↓

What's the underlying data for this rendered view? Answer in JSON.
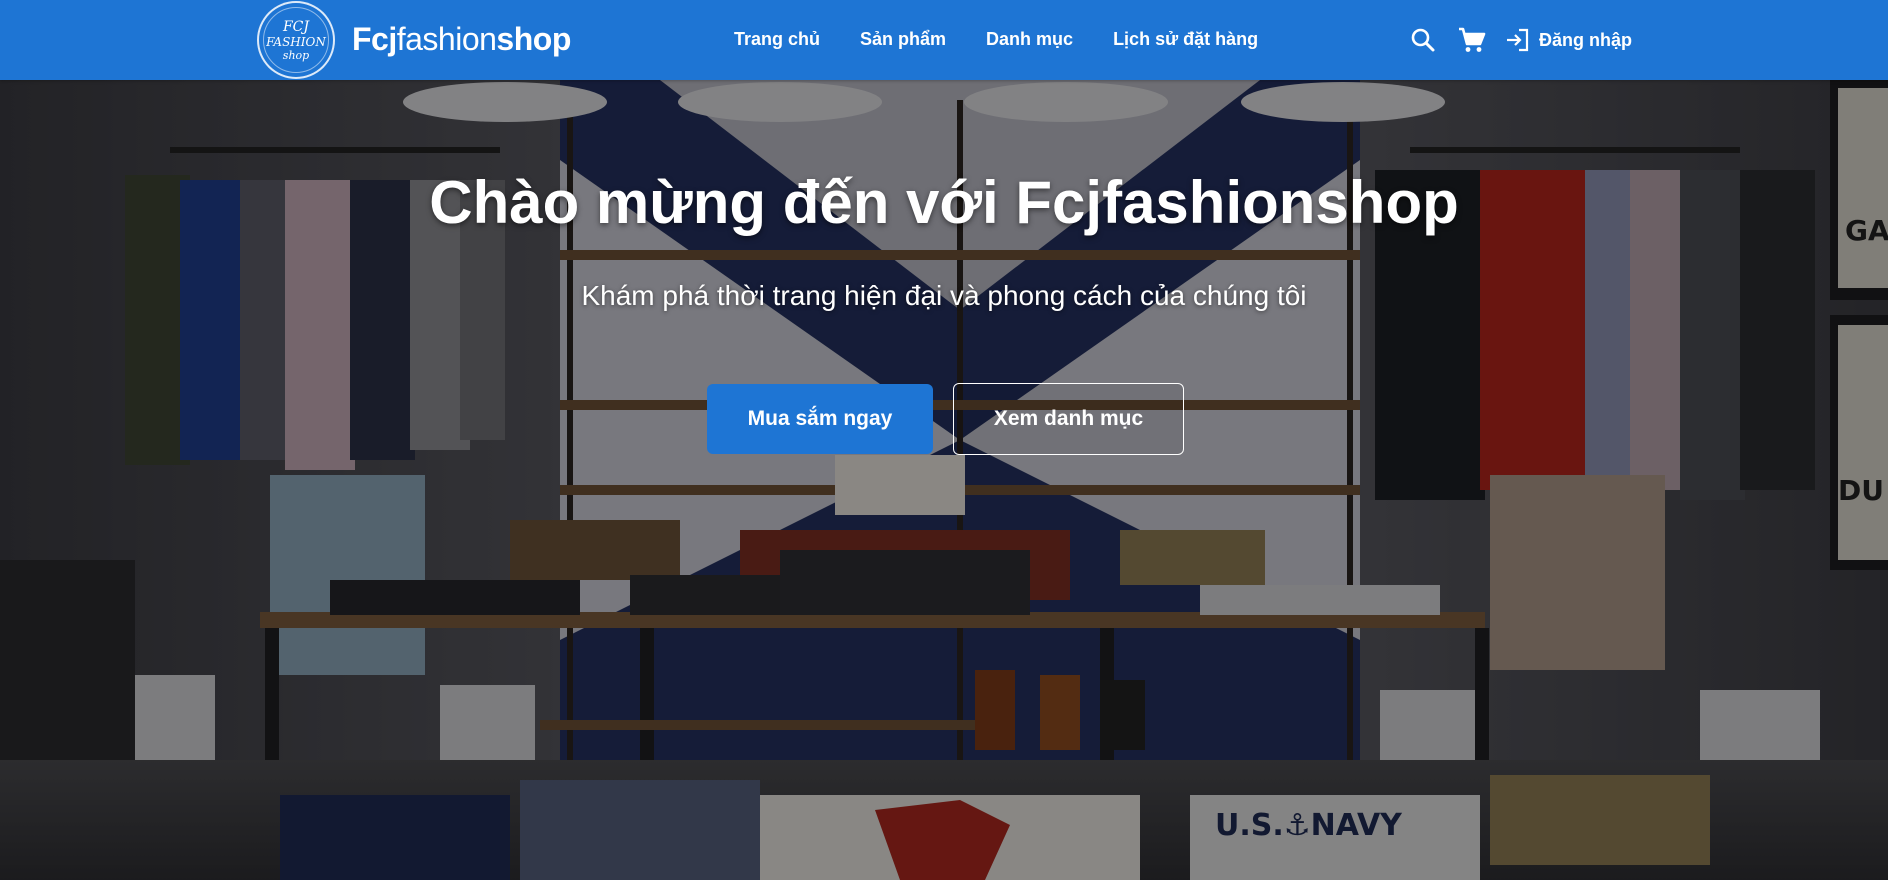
{
  "header": {
    "logo": {
      "line1": "FCJ",
      "line2": "FASHION",
      "line3": "shop"
    },
    "brand": {
      "part1": "Fcj",
      "part2": "fashion",
      "part3": "shop"
    },
    "nav": [
      {
        "label": "Trang chủ"
      },
      {
        "label": "Sản phẩm"
      },
      {
        "label": "Danh mục"
      },
      {
        "label": "Lịch sử đặt hàng"
      }
    ],
    "icons": {
      "search": "search-icon",
      "cart": "cart-icon",
      "login": "login-icon"
    },
    "login_label": "Đăng nhập"
  },
  "hero": {
    "title": "Chào mừng đến với Fcjfashionshop",
    "subtitle": "Khám phá thời trang hiện đại và phong cách của chúng tôi",
    "primary_button": "Mua sắm ngay",
    "secondary_button": "Xem danh mục",
    "background_props": {
      "navy_tag": "U.S.⚓NAVY",
      "right_wall_text_1": "GA",
      "right_wall_text_2": "DU"
    }
  },
  "colors": {
    "nav_bg": "#1e75d4",
    "primary_button": "#1e75d4",
    "text": "#ffffff"
  }
}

↑

# Directions
Pictures in the data above should not be copied; transcribe everything else exactly.

# Task result
What's the underlying data for this rendered view? Answer in JSON.
{
  "header": {
    "logo": {
      "line1": "FCJ",
      "line2": "FASHION",
      "line3": "shop"
    },
    "brand": {
      "part1": "Fcj",
      "part2": "fashion",
      "part3": "shop"
    },
    "nav": [
      {
        "label": "Trang chủ"
      },
      {
        "label": "Sản phẩm"
      },
      {
        "label": "Danh mục"
      },
      {
        "label": "Lịch sử đặt hàng"
      }
    ],
    "icons": {
      "search": "search-icon",
      "cart": "cart-icon",
      "login": "login-icon"
    },
    "login_label": "Đăng nhập"
  },
  "hero": {
    "title": "Chào mừng đến với Fcjfashionshop",
    "subtitle": "Khám phá thời trang hiện đại và phong cách của chúng tôi",
    "primary_button": "Mua sắm ngay",
    "secondary_button": "Xem danh mục",
    "background_props": {
      "navy_tag": "U.S.⚓NAVY",
      "right_wall_text_1": "GA",
      "right_wall_text_2": "DU"
    }
  },
  "colors": {
    "nav_bg": "#1e75d4",
    "primary_button": "#1e75d4",
    "text": "#ffffff"
  }
}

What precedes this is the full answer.